▶ Aim of the exercise
Extract the text of each entry below exactly, leaving every image behind.

Stored items
▬▬▬▬▬▬▬▬▬▬

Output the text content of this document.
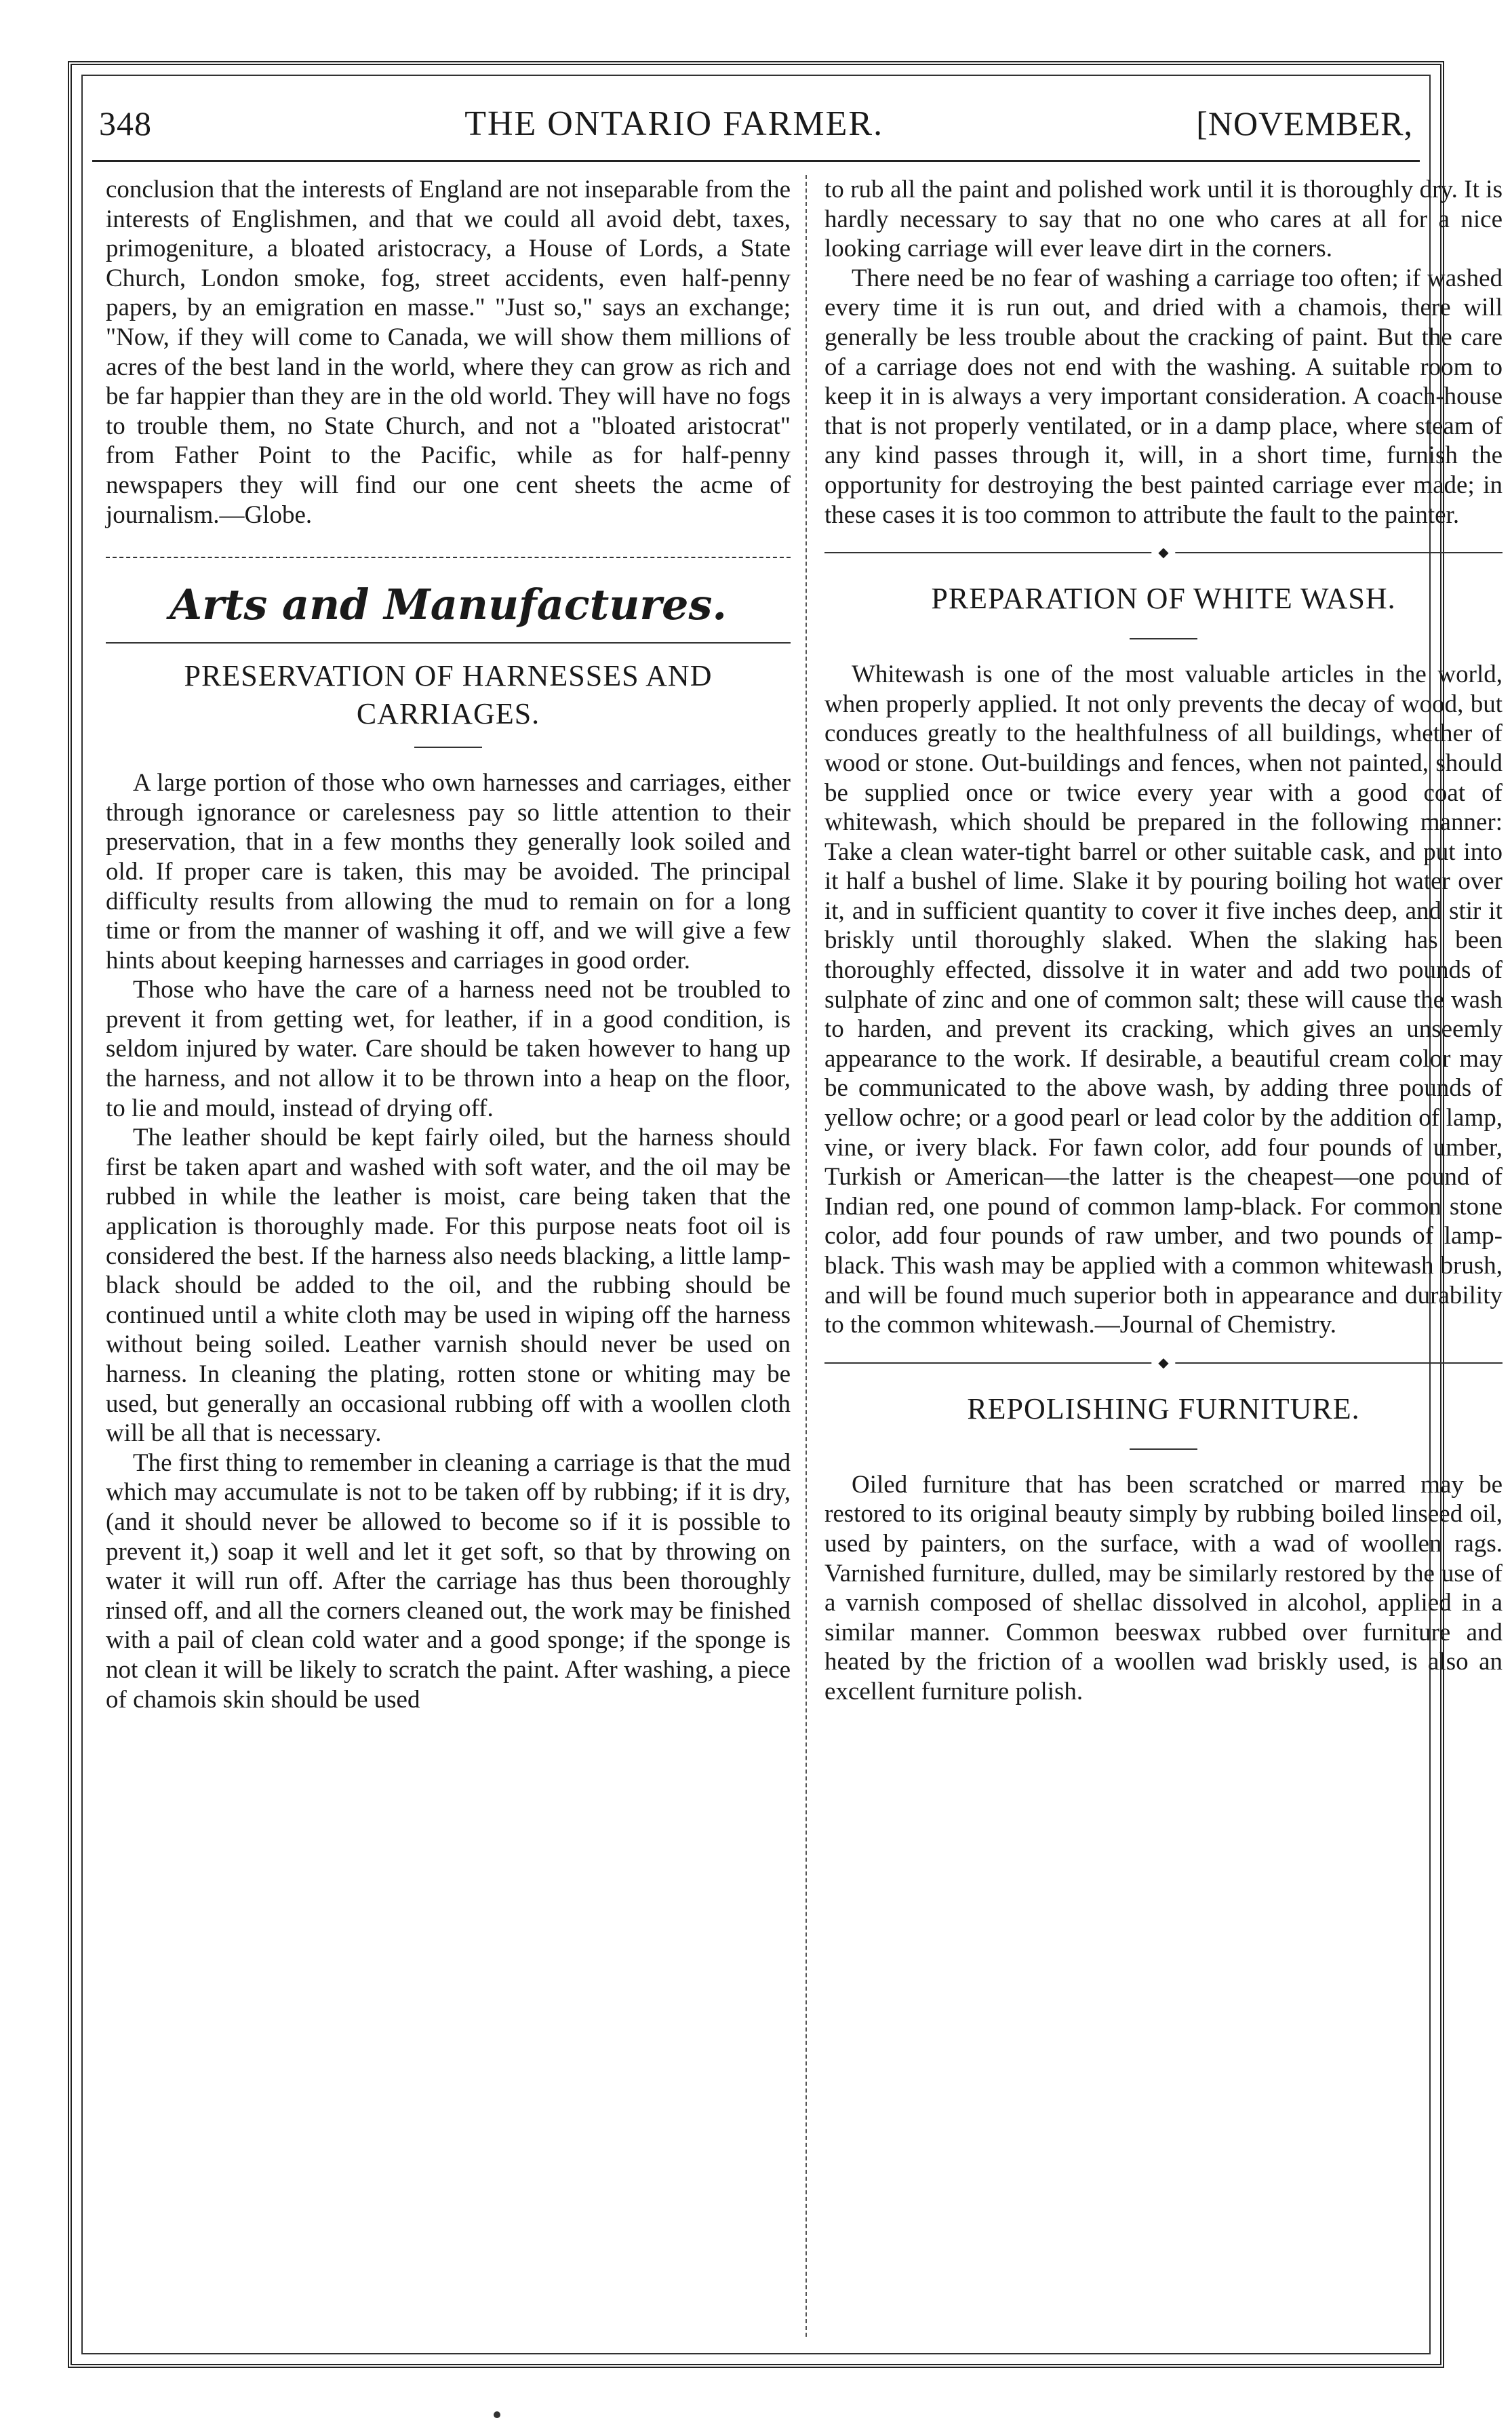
348	THE ONTARIO FARMER.	[NOVEMBER,

conclusion that the interests of England are not inseparable from the interests of Englishmen, and that we could all avoid debt, taxes, primogeniture, a bloated aristocracy, a House of Lords, a State Church, London smoke, fog, street accidents, even half-penny papers, by an emigration en masse." "Just so," says an exchange; "Now, if they will come to Canada, we will show them millions of acres of the best land in the world, where they can grow as rich and be far happier than they are in the old world. They will have no fogs to trouble them, no State Church, and not a "bloated aristocrat" from Father Point to the Pacific, while as for half-penny newspapers they will find our one cent sheets the acme of journalism.—Globe.

Arts and Manufactures.
PRESERVATION OF HARNESSES AND CARRIAGES.

A large portion of those who own harnesses and carriages, either through ignorance or carelesness pay so little attention to their preservation, that in a few months they generally look soiled and old. If proper care is taken, this may be avoided. The principal difficulty results from allowing the mud to remain on for a long time or from the manner of washing it off, and we will give a few hints about keeping harnesses and carriages in good order.

Those who have the care of a harness need not be troubled to prevent it from getting wet, for leather, if in a good condition, is seldom injured by water. Care should be taken however to hang up the harness, and not allow it to be thrown into a heap on the floor, to lie and mould, instead of drying off.

The leather should be kept fairly oiled, but the harness should first be taken apart and washed with soft water, and the oil may be rubbed in while the leather is moist, care being taken that the application is thoroughly made. For this purpose neats foot oil is considered the best. If the harness also needs blacking, a little lamp-black should be added to the oil, and the rubbing should be continued until a white cloth may be used in wiping off the harness without being soiled. Leather varnish should never be used on harness. In cleaning the plating, rotten stone or whiting may be used, but generally an occasional rubbing off with a woollen cloth will be all that is necessary.

The first thing to remember in cleaning a carriage is that the mud which may accumulate is not to be taken off by rubbing; if it is dry, (and it should never be allowed to become so if it is possible to prevent it,) soap it well and let it get soft, so that by throwing on water it will run off. After the carriage has thus been thoroughly rinsed off, and all the corners cleaned out, the work may be finished with a pail of clean cold water and a good sponge; if the sponge is not clean it will be likely to scratch the paint. After washing, a piece of chamois skin should be used

to rub all the paint and polished work until it is thoroughly dry. It is hardly necessary to say that no one who cares at all for a nice looking carriage will ever leave dirt in the corners.

There need be no fear of washing a carriage too often; if washed every time it is run out, and dried with a chamois, there will generally be less trouble about the cracking of paint. But the care of a carriage does not end with the washing. A suitable room to keep it in is always a very important consideration. A coach-house that is not properly ventilated, or in a damp place, where steam of any kind passes through it, will, in a short time, furnish the opportunity for destroying the best painted carriage ever made; in these cases it is too common to attribute the fault to the painter.

◆
PREPARATION OF WHITE WASH.

Whitewash is one of the most valuable articles in the world, when properly applied. It not only prevents the decay of wood, but conduces greatly to the healthfulness of all buildings, whether of wood or stone. Out-buildings and fences, when not painted, should be supplied once or twice every year with a good coat of whitewash, which should be prepared in the following manner: Take a clean water-tight barrel or other suitable cask, and put into it half a bushel of lime. Slake it by pouring boiling hot water over it, and in sufficient quantity to cover it five inches deep, and stir it briskly until thoroughly slaked. When the slaking has been thoroughly effected, dissolve it in water and add two pounds of sulphate of zinc and one of common salt; these will cause the wash to harden, and prevent its cracking, which gives an unseemly appearance to the work. If desirable, a beautiful cream color may be communicated to the above wash, by adding three pounds of yellow ochre; or a good pearl or lead color by the addition of lamp, vine, or ivery black. For fawn color, add four pounds of umber, Turkish or American—the latter is the cheapest—one pound of Indian red, one pound of common lamp-black. For common stone color, add four pounds of raw umber, and two pounds of lamp-black. This wash may be applied with a common whitewash brush, and will be found much superior both in appearance and durability to the common whitewash.—Journal of Chemistry.

◆
REPOLISHING FURNITURE.

Oiled furniture that has been scratched or marred may be restored to its original beauty simply by rubbing boiled linseed oil, used by painters, on the surface, with a wad of woollen rags. Varnished furniture, dulled, may be similarly restored by the use of a varnish composed of shellac dissolved in alcohol, applied in a similar manner. Common beeswax rubbed over furniture and heated by the friction of a woollen wad briskly used, is also an excellent furniture polish.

▬▬▬▬▬▬▬▬▬▬

▶ Result for this task
Output the text content of this document.
348	THE ONTARIO FARMER.	[NOVEMBER,

conclusion that the interests of England are not inseparable from the interests of Englishmen, and that we could all avoid debt, taxes, primogeniture, a bloated aristocracy, a House of Lords, a State Church, London smoke, fog, street accidents, even half-penny papers, by an emigration en masse." "Just so," says an exchange; "Now, if they will come to Canada, we will show them millions of acres of the best land in the world, where they can grow as rich and be far happier than they are in the old world. They will have no fogs to trouble them, no State Church, and not a "bloated aristocrat" from Father Point to the Pacific, while as for half-penny newspapers they will find our one cent sheets the acme of journalism.—Globe.

Arts and Manufactures.
PRESERVATION OF HARNESSES AND CARRIAGES.

A large portion of those who own harnesses and carriages, either through ignorance or carelesness pay so little attention to their preservation, that in a few months they generally look soiled and old. If proper care is taken, this may be avoided. The principal difficulty results from allowing the mud to remain on for a long time or from the manner of washing it off, and we will give a few hints about keeping harnesses and carriages in good order.

Those who have the care of a harness need not be troubled to prevent it from getting wet, for leather, if in a good condition, is seldom injured by water. Care should be taken however to hang up the harness, and not allow it to be thrown into a heap on the floor, to lie and mould, instead of drying off.

The leather should be kept fairly oiled, but the harness should first be taken apart and washed with soft water, and the oil may be rubbed in while the leather is moist, care being taken that the application is thoroughly made. For this purpose neats foot oil is considered the best. If the harness also needs blacking, a little lamp-black should be added to the oil, and the rubbing should be continued until a white cloth may be used in wiping off the harness without being soiled. Leather varnish should never be used on harness. In cleaning the plating, rotten stone or whiting may be used, but generally an occasional rubbing off with a woollen cloth will be all that is necessary.

The first thing to remember in cleaning a carriage is that the mud which may accumulate is not to be taken off by rubbing; if it is dry, (and it should never be allowed to become so if it is possible to prevent it,) soap it well and let it get soft, so that by throwing on water it will run off. After the carriage has thus been thoroughly rinsed off, and all the corners cleaned out, the work may be finished with a pail of clean cold water and a good sponge; if the sponge is not clean it will be likely to scratch the paint. After washing, a piece of chamois skin should be used

to rub all the paint and polished work until it is thoroughly dry. It is hardly necessary to say that no one who cares at all for a nice looking carriage will ever leave dirt in the corners.

There need be no fear of washing a carriage too often; if washed every time it is run out, and dried with a chamois, there will generally be less trouble about the cracking of paint. But the care of a carriage does not end with the washing. A suitable room to keep it in is always a very important consideration. A coach-house that is not properly ventilated, or in a damp place, where steam of any kind passes through it, will, in a short time, furnish the opportunity for destroying the best painted carriage ever made; in these cases it is too common to attribute the fault to the painter.

◆
PREPARATION OF WHITE WASH.

Whitewash is one of the most valuable articles in the world, when properly applied. It not only prevents the decay of wood, but conduces greatly to the healthfulness of all buildings, whether of wood or stone. Out-buildings and fences, when not painted, should be supplied once or twice every year with a good coat of whitewash, which should be prepared in the following manner: Take a clean water-tight barrel or other suitable cask, and put into it half a bushel of lime. Slake it by pouring boiling hot water over it, and in sufficient quantity to cover it five inches deep, and stir it briskly until thoroughly slaked. When the slaking has been thoroughly effected, dissolve it in water and add two pounds of sulphate of zinc and one of common salt; these will cause the wash to harden, and prevent its cracking, which gives an unseemly appearance to the work. If desirable, a beautiful cream color may be communicated to the above wash, by adding three pounds of yellow ochre; or a good pearl or lead color by the addition of lamp, vine, or ivery black. For fawn color, add four pounds of umber, Turkish or American—the latter is the cheapest—one pound of Indian red, one pound of common lamp-black. For common stone color, add four pounds of raw umber, and two pounds of lamp-black. This wash may be applied with a common whitewash brush, and will be found much superior both in appearance and durability to the common whitewash.—Journal of Chemistry.

◆
REPOLISHING FURNITURE.

Oiled furniture that has been scratched or marred may be restored to its original beauty simply by rubbing boiled linseed oil, used by painters, on the surface, with a wad of woollen rags. Varnished furniture, dulled, may be similarly restored by the use of a varnish composed of shellac dissolved in alcohol, applied in a similar manner. Common beeswax rubbed over furniture and heated by the friction of a woollen wad briskly used, is also an excellent furniture polish.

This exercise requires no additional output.